━━ INPUT MATERIAL ━━

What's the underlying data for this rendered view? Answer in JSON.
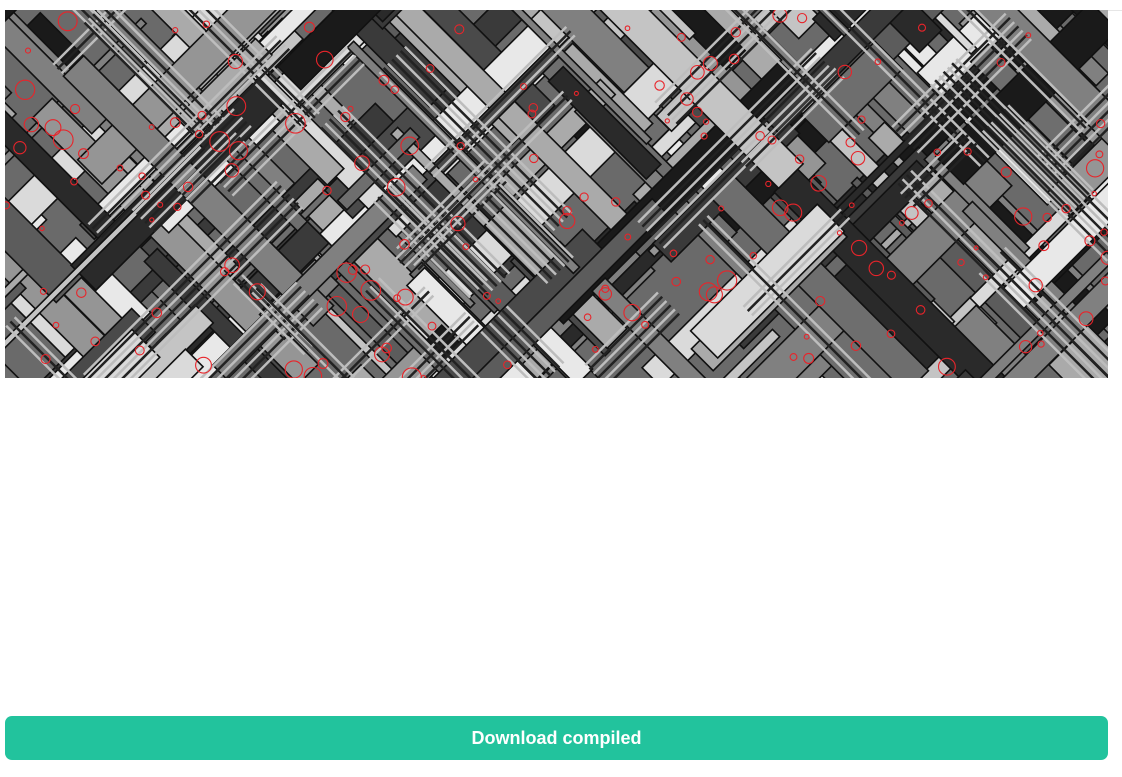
{
  "download_button": {
    "label": "Download compiled"
  },
  "colors": {
    "accent": "#22c39d",
    "button_text": "#ffffff",
    "detection_circle": "#e8242a"
  },
  "preview": {
    "icon": "abstract-pattern-image-with-detections"
  }
}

━━━

-- WHAT THE TASK ASKS --
Return the listing above unchanged, apart from dropping its pictures.

-- THE SOLUTION --
What's the underlying data for this rendered view? Answer in JSON.
{
  "download_button": {
    "label": "Download compiled"
  },
  "colors": {
    "accent": "#22c39d",
    "button_text": "#ffffff",
    "detection_circle": "#e8242a"
  },
  "preview": {
    "icon": "abstract-pattern-image-with-detections"
  }
}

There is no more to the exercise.